### Problem statement:
Write the records out again, precisely as they stand.

### Record set:
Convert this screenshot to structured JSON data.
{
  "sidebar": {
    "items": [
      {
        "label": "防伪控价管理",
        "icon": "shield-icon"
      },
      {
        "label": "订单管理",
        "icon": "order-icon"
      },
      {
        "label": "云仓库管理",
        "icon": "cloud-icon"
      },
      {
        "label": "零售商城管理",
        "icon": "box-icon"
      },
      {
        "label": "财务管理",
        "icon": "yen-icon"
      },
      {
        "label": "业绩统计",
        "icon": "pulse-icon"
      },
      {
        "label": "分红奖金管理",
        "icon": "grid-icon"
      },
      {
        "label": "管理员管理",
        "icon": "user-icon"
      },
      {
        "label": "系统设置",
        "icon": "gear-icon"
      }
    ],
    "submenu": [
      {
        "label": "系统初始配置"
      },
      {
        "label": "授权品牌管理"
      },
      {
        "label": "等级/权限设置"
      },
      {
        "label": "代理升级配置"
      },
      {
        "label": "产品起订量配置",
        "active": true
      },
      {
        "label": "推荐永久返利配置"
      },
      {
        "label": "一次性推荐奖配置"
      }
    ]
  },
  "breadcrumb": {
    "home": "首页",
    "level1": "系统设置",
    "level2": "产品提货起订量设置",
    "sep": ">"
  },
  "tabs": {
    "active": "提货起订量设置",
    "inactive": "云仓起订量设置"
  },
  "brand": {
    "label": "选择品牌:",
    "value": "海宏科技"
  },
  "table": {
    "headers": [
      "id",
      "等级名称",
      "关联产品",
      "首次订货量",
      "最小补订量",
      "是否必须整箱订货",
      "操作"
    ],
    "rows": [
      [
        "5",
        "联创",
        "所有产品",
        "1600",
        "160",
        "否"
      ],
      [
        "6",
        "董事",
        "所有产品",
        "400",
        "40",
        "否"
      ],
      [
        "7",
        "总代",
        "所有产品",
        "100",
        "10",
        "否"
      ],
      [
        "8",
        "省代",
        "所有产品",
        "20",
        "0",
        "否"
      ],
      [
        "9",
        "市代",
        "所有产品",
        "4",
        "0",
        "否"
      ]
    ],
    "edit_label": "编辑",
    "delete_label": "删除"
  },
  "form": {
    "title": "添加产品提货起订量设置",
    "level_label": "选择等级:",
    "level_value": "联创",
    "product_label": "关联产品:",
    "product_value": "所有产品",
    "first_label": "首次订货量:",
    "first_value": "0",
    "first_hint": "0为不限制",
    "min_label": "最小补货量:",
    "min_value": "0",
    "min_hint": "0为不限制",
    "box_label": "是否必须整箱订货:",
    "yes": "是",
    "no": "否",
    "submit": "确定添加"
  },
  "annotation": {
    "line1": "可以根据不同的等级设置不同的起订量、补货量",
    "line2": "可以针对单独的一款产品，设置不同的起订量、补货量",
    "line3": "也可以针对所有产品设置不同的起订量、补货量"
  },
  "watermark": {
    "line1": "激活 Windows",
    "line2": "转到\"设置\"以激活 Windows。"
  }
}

### Written answer:
Convert this screenshot to structured JSON data.
{
  "sidebar": {
    "items": [
      {
        "label": "防伪控价管理",
        "icon": "shield-icon"
      },
      {
        "label": "订单管理",
        "icon": "order-icon"
      },
      {
        "label": "云仓库管理",
        "icon": "cloud-icon"
      },
      {
        "label": "零售商城管理",
        "icon": "box-icon"
      },
      {
        "label": "财务管理",
        "icon": "yen-icon"
      },
      {
        "label": "业绩统计",
        "icon": "pulse-icon"
      },
      {
        "label": "分红奖金管理",
        "icon": "grid-icon"
      },
      {
        "label": "管理员管理",
        "icon": "user-icon"
      },
      {
        "label": "系统设置",
        "icon": "gear-icon"
      }
    ],
    "submenu": [
      {
        "label": "系统初始配置"
      },
      {
        "label": "授权品牌管理"
      },
      {
        "label": "等级/权限设置"
      },
      {
        "label": "代理升级配置"
      },
      {
        "label": "产品起订量配置",
        "active": true
      },
      {
        "label": "推荐永久返利配置"
      },
      {
        "label": "一次性推荐奖配置"
      }
    ]
  },
  "breadcrumb": {
    "home": "首页",
    "level1": "系统设置",
    "level2": "产品提货起订量设置",
    "sep": ">"
  },
  "tabs": {
    "active": "提货起订量设置",
    "inactive": "云仓起订量设置"
  },
  "brand": {
    "label": "选择品牌:",
    "value": "海宏科技"
  },
  "table": {
    "headers": [
      "id",
      "等级名称",
      "关联产品",
      "首次订货量",
      "最小补订量",
      "是否必须整箱订货",
      "操作"
    ],
    "rows": [
      [
        "5",
        "联创",
        "所有产品",
        "1600",
        "160",
        "否"
      ],
      [
        "6",
        "董事",
        "所有产品",
        "400",
        "40",
        "否"
      ],
      [
        "7",
        "总代",
        "所有产品",
        "100",
        "10",
        "否"
      ],
      [
        "8",
        "省代",
        "所有产品",
        "20",
        "0",
        "否"
      ],
      [
        "9",
        "市代",
        "所有产品",
        "4",
        "0",
        "否"
      ]
    ],
    "edit_label": "编辑",
    "delete_label": "删除"
  },
  "form": {
    "title": "添加产品提货起订量设置",
    "level_label": "选择等级:",
    "level_value": "联创",
    "product_label": "关联产品:",
    "product_value": "所有产品",
    "first_label": "首次订货量:",
    "first_value": "0",
    "first_hint": "0为不限制",
    "min_label": "最小补货量:",
    "min_value": "0",
    "min_hint": "0为不限制",
    "box_label": "是否必须整箱订货:",
    "yes": "是",
    "no": "否",
    "submit": "确定添加"
  },
  "annotation": {
    "line1": "可以根据不同的等级设置不同的起订量、补货量",
    "line2": "可以针对单独的一款产品，设置不同的起订量、补货量",
    "line3": "也可以针对所有产品设置不同的起订量、补货量"
  },
  "watermark": {
    "line1": "激活 Windows",
    "line2": "转到\"设置\"以激活 Windows。"
  }
}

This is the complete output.